* STATED EXERCISE
Reply with one number only, the count of lines holding the string "ยงใหม".

╭──

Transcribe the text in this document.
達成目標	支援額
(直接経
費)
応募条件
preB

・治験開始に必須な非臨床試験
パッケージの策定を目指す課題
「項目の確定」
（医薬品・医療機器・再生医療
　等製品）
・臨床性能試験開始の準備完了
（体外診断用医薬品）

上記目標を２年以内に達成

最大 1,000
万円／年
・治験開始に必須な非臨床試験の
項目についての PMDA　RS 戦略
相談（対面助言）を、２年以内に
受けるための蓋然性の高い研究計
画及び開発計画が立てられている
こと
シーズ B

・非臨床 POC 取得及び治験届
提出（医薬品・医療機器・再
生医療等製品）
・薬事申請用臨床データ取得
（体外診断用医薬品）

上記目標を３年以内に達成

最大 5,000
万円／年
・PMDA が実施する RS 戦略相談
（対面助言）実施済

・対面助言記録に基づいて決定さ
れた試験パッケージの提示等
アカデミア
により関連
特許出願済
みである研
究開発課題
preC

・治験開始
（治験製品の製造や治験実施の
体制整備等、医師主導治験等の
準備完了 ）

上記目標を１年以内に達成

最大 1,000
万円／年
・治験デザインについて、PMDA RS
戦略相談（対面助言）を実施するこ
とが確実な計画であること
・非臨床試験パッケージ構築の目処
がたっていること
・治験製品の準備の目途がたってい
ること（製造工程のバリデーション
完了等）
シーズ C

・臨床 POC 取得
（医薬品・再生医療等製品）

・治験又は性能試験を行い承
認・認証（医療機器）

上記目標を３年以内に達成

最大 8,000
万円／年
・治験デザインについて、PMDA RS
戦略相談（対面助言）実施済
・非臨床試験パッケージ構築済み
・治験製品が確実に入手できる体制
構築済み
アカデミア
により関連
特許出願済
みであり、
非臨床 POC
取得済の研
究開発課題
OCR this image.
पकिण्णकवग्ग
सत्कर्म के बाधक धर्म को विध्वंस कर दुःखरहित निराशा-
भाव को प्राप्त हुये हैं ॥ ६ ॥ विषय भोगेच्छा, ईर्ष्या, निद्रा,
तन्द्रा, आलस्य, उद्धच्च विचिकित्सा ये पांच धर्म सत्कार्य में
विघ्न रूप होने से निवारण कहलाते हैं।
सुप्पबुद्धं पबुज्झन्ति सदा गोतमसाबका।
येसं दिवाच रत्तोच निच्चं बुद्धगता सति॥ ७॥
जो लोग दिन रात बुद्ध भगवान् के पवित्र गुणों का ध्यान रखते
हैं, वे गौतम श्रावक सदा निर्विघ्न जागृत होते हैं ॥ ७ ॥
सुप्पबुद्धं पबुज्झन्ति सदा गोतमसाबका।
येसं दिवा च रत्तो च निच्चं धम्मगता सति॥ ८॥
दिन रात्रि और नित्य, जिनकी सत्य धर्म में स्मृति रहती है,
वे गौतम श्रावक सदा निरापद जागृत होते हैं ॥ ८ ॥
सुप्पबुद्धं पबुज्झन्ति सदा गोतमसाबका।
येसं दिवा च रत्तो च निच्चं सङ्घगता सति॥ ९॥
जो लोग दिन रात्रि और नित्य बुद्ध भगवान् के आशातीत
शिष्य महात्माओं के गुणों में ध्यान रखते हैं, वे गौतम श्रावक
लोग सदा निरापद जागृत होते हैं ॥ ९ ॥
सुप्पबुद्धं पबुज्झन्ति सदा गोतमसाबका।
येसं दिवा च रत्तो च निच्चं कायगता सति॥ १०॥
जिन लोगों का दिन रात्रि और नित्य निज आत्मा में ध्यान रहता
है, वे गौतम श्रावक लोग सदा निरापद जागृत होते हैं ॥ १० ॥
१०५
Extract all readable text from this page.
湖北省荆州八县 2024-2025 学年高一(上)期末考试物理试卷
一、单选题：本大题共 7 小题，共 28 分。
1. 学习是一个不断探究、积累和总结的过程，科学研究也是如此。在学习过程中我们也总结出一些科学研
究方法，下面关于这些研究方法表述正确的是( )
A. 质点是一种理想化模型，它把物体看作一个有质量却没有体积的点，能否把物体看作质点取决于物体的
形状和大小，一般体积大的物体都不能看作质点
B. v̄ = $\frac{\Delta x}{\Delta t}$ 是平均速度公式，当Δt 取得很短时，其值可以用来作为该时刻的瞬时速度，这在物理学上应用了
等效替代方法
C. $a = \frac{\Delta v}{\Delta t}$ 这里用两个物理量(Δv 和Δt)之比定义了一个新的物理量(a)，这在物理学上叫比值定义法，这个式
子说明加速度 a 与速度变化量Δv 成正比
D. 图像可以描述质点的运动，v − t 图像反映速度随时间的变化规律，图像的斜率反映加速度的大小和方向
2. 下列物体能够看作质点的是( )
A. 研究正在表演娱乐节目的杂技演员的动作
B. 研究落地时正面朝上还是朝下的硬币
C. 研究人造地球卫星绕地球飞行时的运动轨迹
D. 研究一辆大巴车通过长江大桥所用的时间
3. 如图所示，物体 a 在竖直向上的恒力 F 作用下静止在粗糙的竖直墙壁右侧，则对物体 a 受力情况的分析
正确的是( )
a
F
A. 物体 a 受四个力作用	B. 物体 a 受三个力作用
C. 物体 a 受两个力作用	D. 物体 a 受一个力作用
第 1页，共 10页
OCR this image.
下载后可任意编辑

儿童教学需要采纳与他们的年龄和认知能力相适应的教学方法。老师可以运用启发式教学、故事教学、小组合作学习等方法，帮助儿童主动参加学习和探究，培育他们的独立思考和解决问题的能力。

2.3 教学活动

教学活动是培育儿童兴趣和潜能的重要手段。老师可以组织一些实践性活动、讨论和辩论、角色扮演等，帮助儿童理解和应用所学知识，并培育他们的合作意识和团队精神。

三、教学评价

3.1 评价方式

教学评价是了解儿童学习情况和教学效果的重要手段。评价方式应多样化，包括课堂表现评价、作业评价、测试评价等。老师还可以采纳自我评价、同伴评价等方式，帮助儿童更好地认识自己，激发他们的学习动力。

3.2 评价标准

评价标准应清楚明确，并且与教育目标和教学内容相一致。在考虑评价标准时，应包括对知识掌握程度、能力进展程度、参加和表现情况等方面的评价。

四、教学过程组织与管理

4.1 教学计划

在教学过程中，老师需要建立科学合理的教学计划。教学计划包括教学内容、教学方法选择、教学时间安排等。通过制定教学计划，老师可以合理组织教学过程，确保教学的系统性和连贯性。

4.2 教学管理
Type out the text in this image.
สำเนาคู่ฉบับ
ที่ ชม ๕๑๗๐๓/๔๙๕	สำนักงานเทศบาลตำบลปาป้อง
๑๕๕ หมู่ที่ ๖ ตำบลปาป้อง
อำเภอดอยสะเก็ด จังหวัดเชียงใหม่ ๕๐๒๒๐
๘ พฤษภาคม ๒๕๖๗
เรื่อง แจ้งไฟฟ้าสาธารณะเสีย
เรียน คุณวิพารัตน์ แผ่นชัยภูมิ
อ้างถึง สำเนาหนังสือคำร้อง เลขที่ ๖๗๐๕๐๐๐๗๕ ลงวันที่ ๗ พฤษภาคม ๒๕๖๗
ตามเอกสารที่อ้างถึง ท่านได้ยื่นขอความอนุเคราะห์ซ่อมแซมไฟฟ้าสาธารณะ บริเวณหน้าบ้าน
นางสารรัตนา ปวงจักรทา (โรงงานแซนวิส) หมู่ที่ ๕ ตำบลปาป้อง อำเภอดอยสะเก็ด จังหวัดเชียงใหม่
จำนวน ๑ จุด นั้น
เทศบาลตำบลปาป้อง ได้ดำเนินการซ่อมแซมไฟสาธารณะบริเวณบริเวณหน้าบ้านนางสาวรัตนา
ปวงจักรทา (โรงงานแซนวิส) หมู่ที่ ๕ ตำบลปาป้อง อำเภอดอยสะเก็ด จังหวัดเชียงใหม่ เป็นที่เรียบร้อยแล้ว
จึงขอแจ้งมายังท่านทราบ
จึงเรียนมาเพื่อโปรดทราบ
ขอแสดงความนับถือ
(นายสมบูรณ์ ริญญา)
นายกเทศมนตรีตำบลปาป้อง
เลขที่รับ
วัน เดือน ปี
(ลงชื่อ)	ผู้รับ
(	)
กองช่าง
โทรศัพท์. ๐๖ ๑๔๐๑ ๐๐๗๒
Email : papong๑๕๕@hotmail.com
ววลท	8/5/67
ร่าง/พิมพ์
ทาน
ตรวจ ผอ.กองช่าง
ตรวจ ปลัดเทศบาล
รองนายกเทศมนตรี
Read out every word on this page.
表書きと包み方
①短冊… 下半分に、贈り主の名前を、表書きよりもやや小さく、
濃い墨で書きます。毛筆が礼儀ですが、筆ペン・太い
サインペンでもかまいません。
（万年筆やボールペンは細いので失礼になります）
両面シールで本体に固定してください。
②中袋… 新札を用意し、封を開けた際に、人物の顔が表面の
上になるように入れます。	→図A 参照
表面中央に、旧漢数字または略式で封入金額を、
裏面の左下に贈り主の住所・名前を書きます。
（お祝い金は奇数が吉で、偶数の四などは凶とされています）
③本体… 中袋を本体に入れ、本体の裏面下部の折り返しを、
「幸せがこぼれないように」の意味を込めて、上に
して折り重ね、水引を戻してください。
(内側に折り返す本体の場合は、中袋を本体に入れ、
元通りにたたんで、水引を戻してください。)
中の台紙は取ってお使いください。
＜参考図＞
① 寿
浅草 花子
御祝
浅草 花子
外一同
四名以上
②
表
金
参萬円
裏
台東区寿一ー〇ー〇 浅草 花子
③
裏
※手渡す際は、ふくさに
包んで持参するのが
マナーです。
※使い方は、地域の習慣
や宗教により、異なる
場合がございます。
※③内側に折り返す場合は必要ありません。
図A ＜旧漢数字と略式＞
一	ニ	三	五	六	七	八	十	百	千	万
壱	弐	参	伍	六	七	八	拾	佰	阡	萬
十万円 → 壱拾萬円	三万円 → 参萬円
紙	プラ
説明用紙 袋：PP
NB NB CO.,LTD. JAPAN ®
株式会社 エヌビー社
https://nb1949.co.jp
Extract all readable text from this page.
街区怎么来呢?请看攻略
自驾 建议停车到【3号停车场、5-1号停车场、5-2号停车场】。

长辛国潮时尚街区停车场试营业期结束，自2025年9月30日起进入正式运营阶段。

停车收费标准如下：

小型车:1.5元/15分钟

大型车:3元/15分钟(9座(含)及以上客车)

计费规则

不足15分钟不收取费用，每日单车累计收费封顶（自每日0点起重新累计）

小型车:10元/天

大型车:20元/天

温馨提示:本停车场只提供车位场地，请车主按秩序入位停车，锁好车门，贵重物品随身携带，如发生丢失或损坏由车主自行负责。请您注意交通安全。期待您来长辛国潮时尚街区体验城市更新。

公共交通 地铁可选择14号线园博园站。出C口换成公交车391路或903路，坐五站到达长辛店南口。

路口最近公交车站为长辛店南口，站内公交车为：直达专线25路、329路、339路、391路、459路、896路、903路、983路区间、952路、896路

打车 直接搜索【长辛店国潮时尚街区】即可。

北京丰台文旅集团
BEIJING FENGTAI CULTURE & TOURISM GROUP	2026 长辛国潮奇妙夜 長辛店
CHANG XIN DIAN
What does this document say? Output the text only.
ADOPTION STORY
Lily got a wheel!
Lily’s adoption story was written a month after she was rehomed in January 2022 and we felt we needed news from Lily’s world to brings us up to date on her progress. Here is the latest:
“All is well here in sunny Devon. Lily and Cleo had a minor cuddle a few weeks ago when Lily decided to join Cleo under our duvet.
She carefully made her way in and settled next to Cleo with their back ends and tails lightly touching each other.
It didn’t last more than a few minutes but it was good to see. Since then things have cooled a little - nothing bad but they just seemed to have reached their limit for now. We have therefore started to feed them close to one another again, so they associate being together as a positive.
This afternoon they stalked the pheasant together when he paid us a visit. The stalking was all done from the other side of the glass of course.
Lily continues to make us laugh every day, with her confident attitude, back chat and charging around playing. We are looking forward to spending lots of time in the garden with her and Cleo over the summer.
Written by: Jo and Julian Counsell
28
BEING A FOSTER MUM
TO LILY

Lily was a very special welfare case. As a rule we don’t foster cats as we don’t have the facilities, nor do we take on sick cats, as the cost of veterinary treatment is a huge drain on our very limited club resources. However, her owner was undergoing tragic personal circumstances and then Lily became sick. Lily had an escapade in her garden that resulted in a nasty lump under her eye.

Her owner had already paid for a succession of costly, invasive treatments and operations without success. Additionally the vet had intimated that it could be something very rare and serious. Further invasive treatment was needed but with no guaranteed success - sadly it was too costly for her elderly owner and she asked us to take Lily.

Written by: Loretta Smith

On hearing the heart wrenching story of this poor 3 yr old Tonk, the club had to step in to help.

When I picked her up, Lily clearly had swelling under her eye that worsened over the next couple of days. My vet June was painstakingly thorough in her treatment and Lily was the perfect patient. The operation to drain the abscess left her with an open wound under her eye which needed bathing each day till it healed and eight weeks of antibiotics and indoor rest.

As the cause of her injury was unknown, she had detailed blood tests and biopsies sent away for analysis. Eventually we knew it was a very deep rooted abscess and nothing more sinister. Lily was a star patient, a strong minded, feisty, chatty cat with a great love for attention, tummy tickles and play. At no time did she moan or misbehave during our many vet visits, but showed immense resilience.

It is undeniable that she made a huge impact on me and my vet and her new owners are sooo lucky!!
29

╰──

* TASK ANSWER
3